Stored data:
......
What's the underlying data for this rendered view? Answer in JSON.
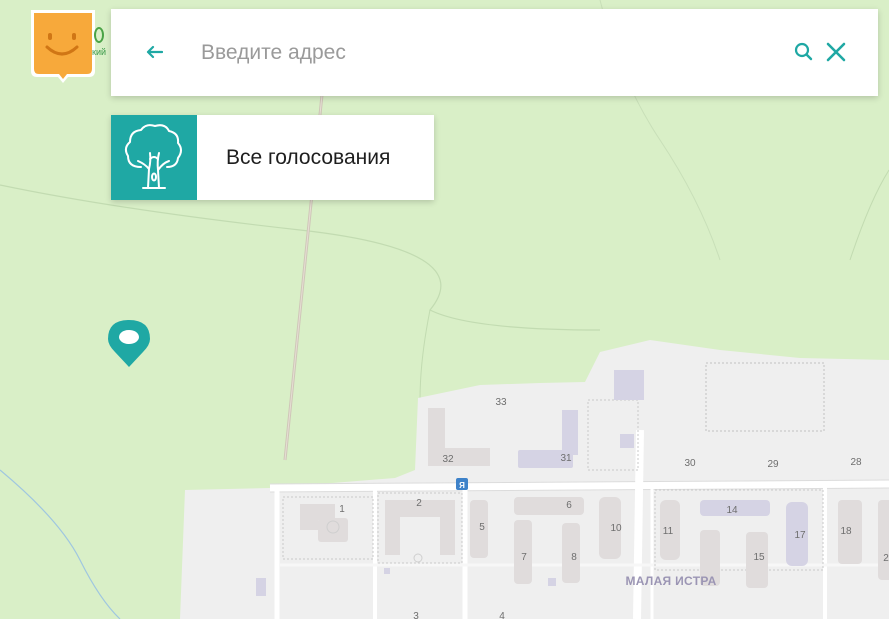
{
  "search": {
    "placeholder": "Введите адрес",
    "value": ""
  },
  "votes_button": {
    "label": "Все голосования"
  },
  "logo_side_text": "кий",
  "map": {
    "district_label": "МАЛАЯ ИСТРА",
    "bus_stop_symbol": "Я",
    "house_numbers": [
      "33",
      "32",
      "31",
      "30",
      "29",
      "28",
      "1",
      "2",
      "5",
      "6",
      "7",
      "8",
      "10",
      "11",
      "14",
      "17",
      "15",
      "18",
      "2",
      "3",
      "4"
    ]
  },
  "colors": {
    "accent": "#1fa8a4",
    "forest": "#d9efc7",
    "urban": "#f0f0f0",
    "logo": "#f7a93b"
  },
  "icons": {
    "back": "arrow-left-icon",
    "search": "search-icon",
    "clear": "close-icon",
    "votes": "tree-icon",
    "pin": "map-pin-icon",
    "logo": "smiley-shield-logo"
  }
}
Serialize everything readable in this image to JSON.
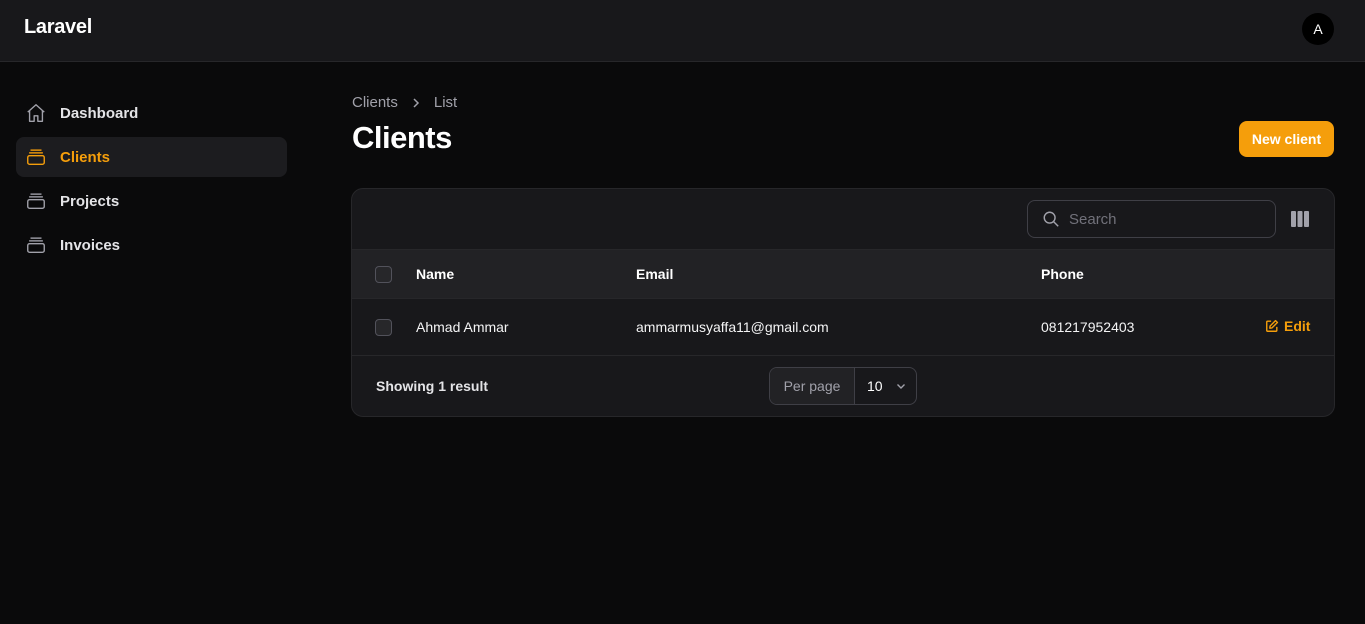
{
  "app": {
    "brand": "Laravel",
    "avatar_initial": "A"
  },
  "sidebar": {
    "items": [
      {
        "label": "Dashboard",
        "icon": "home-icon",
        "active": false
      },
      {
        "label": "Clients",
        "icon": "stack-icon",
        "active": true
      },
      {
        "label": "Projects",
        "icon": "stack-icon",
        "active": false
      },
      {
        "label": "Invoices",
        "icon": "stack-icon",
        "active": false
      }
    ]
  },
  "breadcrumb": {
    "items": [
      "Clients",
      "List"
    ]
  },
  "page": {
    "title": "Clients",
    "new_button": "New client"
  },
  "table": {
    "search_placeholder": "Search",
    "columns": [
      "Name",
      "Email",
      "Phone"
    ],
    "rows": [
      {
        "name": "Ahmad Ammar",
        "email": "ammarmusyaffa11@gmail.com",
        "phone": "081217952403",
        "action": "Edit"
      }
    ],
    "footer": {
      "showing": "Showing 1 result",
      "per_page_label": "Per page",
      "per_page_value": "10"
    }
  },
  "colors": {
    "accent": "#f59e0b",
    "background": "#0a0a0b",
    "surface": "#18181b"
  }
}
......
#### GOAL:
Retype everything in the material word for word, minus pictures.

#### COMPLETED EXERCISE:
What's the underlying data for this rendered view? Answer in JSON.
{
  "search": {
    "placeholder": "Введите адрес",
    "value": ""
  },
  "votes_button": {
    "label": "Все голосования"
  },
  "logo_side_text": "кий",
  "map": {
    "district_label": "МАЛАЯ ИСТРА",
    "bus_stop_symbol": "Я",
    "house_numbers": [
      "33",
      "32",
      "31",
      "30",
      "29",
      "28",
      "1",
      "2",
      "5",
      "6",
      "7",
      "8",
      "10",
      "11",
      "14",
      "17",
      "15",
      "18",
      "2",
      "3",
      "4"
    ]
  },
  "colors": {
    "accent": "#1fa8a4",
    "forest": "#d9efc7",
    "urban": "#f0f0f0",
    "logo": "#f7a93b"
  },
  "icons": {
    "back": "arrow-left-icon",
    "search": "search-icon",
    "clear": "close-icon",
    "votes": "tree-icon",
    "pin": "map-pin-icon",
    "logo": "smiley-shield-logo"
  }
}
Serialize everything readable in this image to JSON.
{
  "app": {
    "brand": "Laravel",
    "avatar_initial": "A"
  },
  "sidebar": {
    "items": [
      {
        "label": "Dashboard",
        "icon": "home-icon",
        "active": false
      },
      {
        "label": "Clients",
        "icon": "stack-icon",
        "active": true
      },
      {
        "label": "Projects",
        "icon": "stack-icon",
        "active": false
      },
      {
        "label": "Invoices",
        "icon": "stack-icon",
        "active": false
      }
    ]
  },
  "breadcrumb": {
    "items": [
      "Clients",
      "List"
    ]
  },
  "page": {
    "title": "Clients",
    "new_button": "New client"
  },
  "table": {
    "search_placeholder": "Search",
    "columns": [
      "Name",
      "Email",
      "Phone"
    ],
    "rows": [
      {
        "name": "Ahmad Ammar",
        "email": "ammarmusyaffa11@gmail.com",
        "phone": "081217952403",
        "action": "Edit"
      }
    ],
    "footer": {
      "showing": "Showing 1 result",
      "per_page_label": "Per page",
      "per_page_value": "10"
    }
  },
  "colors": {
    "accent": "#f59e0b",
    "background": "#0a0a0b",
    "surface": "#18181b"
  }
}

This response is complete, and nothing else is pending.